» WORK TO BE COMPLETED
Copy the entries below word for word, from the line containing "map-outlines xyxy=(166,469,318,571)" through the line containing "lake-nipigon-outline xyxy=(390,39,398,51)", inclusive.

» GIVEN DATA

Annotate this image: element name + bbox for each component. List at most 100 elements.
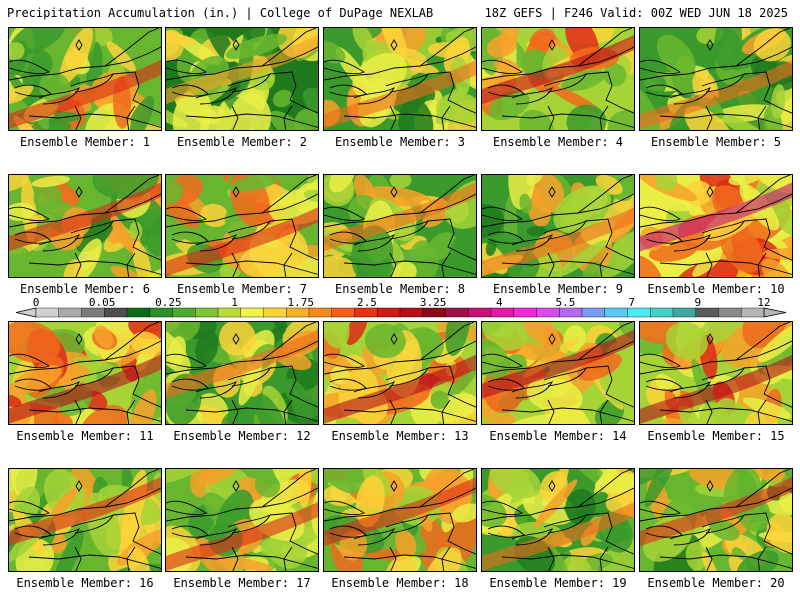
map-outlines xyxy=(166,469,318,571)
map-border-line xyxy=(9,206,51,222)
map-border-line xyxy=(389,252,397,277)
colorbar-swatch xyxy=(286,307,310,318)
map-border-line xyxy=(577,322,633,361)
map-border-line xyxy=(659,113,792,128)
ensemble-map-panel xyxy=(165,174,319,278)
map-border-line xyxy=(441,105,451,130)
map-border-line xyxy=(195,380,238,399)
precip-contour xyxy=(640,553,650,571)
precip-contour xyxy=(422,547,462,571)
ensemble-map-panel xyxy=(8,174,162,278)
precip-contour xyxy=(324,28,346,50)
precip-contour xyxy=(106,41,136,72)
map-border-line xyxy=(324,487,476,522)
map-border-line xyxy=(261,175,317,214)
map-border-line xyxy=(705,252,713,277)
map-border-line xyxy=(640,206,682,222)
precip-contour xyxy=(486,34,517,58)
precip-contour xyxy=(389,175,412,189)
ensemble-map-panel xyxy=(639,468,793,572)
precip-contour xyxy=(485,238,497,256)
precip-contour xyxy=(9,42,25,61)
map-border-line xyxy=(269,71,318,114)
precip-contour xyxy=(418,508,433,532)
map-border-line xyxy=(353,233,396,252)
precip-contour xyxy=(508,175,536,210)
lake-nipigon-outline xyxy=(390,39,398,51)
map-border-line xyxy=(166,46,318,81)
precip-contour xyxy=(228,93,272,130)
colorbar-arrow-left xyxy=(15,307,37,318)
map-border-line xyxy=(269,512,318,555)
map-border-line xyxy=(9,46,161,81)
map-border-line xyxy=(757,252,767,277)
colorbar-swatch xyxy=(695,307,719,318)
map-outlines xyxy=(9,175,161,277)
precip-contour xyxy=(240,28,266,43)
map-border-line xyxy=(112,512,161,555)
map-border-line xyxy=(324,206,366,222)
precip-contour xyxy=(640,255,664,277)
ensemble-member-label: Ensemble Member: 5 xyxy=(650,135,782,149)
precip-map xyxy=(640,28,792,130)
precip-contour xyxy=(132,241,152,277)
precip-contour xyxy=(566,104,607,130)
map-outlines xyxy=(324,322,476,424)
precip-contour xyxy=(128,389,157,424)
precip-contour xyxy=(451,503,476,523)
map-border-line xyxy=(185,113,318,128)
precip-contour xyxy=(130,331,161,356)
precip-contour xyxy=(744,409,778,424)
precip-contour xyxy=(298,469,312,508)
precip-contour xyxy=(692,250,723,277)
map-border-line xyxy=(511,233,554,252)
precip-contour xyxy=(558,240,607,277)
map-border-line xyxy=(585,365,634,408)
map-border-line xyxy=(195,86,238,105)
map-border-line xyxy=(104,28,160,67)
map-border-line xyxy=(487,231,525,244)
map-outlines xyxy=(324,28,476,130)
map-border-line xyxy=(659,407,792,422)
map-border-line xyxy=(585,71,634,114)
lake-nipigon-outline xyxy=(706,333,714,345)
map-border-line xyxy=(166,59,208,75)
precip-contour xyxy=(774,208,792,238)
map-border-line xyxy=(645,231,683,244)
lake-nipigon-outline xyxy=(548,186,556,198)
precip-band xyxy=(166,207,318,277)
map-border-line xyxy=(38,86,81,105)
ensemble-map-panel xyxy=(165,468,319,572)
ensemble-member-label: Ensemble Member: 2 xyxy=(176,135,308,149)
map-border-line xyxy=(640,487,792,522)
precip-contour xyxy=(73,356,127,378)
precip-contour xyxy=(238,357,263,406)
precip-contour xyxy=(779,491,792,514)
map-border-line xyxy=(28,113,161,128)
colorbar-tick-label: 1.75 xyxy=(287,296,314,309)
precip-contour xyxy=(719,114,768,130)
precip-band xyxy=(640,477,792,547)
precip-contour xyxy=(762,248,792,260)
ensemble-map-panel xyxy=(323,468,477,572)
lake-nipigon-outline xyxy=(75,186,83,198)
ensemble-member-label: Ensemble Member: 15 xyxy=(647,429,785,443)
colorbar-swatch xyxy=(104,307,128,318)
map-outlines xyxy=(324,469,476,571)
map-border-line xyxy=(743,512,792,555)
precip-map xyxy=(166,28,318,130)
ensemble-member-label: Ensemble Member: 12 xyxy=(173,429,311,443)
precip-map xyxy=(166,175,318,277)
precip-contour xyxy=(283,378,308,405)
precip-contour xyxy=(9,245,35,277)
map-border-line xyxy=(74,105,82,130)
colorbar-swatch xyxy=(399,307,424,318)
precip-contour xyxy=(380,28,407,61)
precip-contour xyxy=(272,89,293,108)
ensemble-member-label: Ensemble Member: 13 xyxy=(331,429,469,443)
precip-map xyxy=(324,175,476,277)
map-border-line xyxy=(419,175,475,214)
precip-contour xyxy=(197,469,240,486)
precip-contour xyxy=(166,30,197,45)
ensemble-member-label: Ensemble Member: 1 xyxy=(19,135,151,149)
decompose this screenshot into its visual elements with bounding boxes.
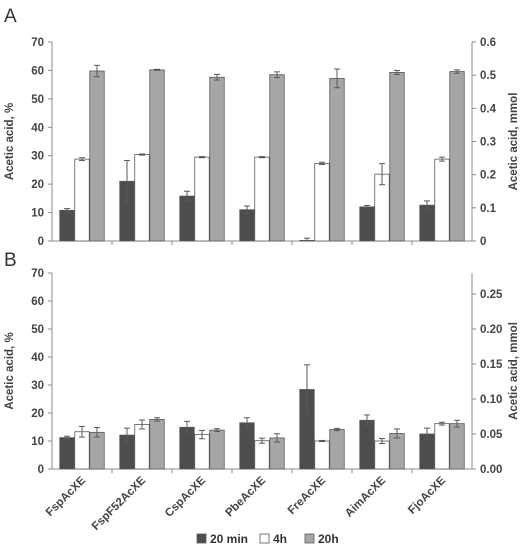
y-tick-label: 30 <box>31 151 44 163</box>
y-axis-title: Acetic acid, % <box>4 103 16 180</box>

» OUTPUT OF THE TASK
map-outlines xyxy=(166,469,318,571)
map-border-line xyxy=(9,206,51,222)
map-border-line xyxy=(389,252,397,277)
colorbar-swatch xyxy=(286,307,310,318)
map-border-line xyxy=(577,322,633,361)
map-border-line xyxy=(659,113,792,128)
ensemble-map-panel xyxy=(165,174,319,278)
map-border-line xyxy=(441,105,451,130)
map-border-line xyxy=(195,380,238,399)
precip-contour xyxy=(640,553,650,571)
precip-contour xyxy=(422,547,462,571)
ensemble-map-panel xyxy=(8,174,162,278)
precip-contour xyxy=(324,28,346,50)
precip-contour xyxy=(106,41,136,72)
map-border-line xyxy=(324,487,476,522)
map-border-line xyxy=(261,175,317,214)
map-border-line xyxy=(705,252,713,277)
map-border-line xyxy=(640,206,682,222)
precip-contour xyxy=(486,34,517,58)
precip-contour xyxy=(389,175,412,189)
ensemble-map-panel xyxy=(639,468,793,572)
precip-contour xyxy=(485,238,497,256)
precip-contour xyxy=(9,42,25,61)
map-border-line xyxy=(269,71,318,114)
precip-contour xyxy=(418,508,433,532)
map-border-line xyxy=(353,233,396,252)
precip-contour xyxy=(508,175,536,210)
lake-nipigon-outline xyxy=(390,39,398,51)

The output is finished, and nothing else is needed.